## [Description of the task]
Find every line in the records below that contains the word "object", and copy each such line.

Data entries
##########

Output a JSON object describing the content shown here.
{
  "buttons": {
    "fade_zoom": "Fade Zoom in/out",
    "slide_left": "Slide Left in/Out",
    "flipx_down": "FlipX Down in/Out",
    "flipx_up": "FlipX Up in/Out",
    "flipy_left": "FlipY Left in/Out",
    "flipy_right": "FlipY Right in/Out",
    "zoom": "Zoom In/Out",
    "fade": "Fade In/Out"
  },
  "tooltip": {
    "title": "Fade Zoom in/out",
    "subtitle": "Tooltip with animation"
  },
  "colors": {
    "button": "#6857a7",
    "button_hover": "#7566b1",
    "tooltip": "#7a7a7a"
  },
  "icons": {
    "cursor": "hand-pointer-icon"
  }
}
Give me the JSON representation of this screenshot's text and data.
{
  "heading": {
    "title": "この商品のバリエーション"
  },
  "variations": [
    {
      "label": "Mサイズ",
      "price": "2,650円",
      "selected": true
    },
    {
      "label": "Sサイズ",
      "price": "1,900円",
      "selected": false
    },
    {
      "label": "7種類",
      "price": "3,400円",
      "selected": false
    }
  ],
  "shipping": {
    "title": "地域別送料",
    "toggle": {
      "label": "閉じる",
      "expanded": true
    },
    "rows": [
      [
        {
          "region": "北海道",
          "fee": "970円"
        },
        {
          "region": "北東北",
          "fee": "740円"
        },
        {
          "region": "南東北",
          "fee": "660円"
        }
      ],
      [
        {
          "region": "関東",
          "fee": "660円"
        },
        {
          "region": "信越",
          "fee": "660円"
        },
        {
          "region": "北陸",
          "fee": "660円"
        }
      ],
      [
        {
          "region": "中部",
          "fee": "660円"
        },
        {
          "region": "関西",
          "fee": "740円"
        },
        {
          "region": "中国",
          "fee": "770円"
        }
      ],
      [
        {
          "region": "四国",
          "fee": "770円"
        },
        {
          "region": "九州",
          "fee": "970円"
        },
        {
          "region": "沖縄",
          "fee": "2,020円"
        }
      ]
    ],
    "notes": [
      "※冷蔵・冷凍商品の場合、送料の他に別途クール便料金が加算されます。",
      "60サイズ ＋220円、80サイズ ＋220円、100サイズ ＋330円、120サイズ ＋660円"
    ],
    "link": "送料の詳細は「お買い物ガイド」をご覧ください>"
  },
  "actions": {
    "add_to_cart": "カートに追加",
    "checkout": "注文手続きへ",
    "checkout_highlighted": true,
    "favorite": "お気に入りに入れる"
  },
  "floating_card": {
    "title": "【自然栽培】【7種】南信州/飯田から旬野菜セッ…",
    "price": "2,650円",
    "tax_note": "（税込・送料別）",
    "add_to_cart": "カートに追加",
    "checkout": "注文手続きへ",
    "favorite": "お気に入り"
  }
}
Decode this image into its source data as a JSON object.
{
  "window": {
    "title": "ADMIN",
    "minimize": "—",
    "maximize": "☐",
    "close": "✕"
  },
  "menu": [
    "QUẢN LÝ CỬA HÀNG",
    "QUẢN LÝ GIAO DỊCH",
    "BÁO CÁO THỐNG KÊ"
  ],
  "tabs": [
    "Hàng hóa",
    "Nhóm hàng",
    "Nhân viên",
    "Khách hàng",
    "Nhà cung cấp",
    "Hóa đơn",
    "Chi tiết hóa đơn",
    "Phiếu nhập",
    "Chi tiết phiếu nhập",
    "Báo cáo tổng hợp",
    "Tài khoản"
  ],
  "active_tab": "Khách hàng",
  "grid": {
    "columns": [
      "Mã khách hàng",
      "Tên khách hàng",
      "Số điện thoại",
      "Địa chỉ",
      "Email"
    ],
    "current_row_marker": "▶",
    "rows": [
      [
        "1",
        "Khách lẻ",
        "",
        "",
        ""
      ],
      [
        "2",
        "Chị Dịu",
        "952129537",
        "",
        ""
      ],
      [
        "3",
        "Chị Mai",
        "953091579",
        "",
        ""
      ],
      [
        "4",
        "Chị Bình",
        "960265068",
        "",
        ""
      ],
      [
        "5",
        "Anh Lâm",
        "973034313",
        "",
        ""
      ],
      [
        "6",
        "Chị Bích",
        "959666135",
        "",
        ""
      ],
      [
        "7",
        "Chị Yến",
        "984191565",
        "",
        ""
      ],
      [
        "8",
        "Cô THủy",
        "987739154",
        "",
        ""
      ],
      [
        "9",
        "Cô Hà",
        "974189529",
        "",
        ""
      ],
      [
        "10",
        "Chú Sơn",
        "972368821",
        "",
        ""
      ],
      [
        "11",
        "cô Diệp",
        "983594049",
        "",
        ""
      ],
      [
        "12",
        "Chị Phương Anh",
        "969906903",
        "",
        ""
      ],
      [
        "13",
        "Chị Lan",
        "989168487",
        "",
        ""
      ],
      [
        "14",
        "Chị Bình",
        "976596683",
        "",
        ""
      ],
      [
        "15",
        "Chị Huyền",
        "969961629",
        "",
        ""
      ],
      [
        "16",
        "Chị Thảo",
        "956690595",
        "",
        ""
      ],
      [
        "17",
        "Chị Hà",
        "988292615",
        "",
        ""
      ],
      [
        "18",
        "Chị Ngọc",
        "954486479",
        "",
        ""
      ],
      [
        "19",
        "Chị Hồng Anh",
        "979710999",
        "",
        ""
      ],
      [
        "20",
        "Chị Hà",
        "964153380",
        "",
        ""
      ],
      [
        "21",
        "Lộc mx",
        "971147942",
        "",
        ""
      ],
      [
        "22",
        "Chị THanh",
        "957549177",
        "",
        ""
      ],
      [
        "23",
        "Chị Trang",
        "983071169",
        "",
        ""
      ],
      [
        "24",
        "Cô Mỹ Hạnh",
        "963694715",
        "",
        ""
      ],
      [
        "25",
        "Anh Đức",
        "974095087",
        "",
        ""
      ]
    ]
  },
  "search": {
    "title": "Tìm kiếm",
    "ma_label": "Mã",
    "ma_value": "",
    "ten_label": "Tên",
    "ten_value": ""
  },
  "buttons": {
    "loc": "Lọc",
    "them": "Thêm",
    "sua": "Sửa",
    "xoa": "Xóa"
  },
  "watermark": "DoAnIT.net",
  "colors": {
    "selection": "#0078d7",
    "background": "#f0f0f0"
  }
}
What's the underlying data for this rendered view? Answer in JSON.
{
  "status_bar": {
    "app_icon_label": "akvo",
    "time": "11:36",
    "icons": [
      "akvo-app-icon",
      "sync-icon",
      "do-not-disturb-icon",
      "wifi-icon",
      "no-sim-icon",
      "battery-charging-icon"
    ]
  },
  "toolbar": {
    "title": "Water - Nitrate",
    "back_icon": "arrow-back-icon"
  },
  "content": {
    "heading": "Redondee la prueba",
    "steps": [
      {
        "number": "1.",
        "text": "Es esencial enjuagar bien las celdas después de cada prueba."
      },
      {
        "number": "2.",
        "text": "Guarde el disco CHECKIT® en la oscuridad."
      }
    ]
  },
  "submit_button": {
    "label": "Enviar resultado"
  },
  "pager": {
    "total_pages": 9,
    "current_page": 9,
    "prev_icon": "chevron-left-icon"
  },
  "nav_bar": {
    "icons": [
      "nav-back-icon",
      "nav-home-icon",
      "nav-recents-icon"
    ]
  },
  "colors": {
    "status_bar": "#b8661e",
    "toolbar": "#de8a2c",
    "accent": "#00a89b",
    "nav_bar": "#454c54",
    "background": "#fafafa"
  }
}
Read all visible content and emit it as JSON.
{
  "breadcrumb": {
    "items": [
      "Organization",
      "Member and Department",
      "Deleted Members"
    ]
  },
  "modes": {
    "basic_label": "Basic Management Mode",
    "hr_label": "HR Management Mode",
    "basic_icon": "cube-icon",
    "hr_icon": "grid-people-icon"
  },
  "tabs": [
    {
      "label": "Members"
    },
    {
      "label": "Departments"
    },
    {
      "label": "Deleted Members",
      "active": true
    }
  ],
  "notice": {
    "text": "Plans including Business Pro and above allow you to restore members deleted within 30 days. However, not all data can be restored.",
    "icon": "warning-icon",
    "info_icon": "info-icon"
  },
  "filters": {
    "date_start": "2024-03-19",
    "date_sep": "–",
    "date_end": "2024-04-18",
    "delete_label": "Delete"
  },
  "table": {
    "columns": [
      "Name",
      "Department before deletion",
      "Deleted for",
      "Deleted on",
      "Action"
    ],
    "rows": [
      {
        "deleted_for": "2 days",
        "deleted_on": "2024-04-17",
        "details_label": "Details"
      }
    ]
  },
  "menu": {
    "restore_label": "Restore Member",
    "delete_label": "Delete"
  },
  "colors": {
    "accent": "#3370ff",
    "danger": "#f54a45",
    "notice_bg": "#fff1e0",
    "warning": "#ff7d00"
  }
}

##########

## [Solution for this task]
Output a JSON object describing the content shown here.
Decode this image into its source data as a JSON object.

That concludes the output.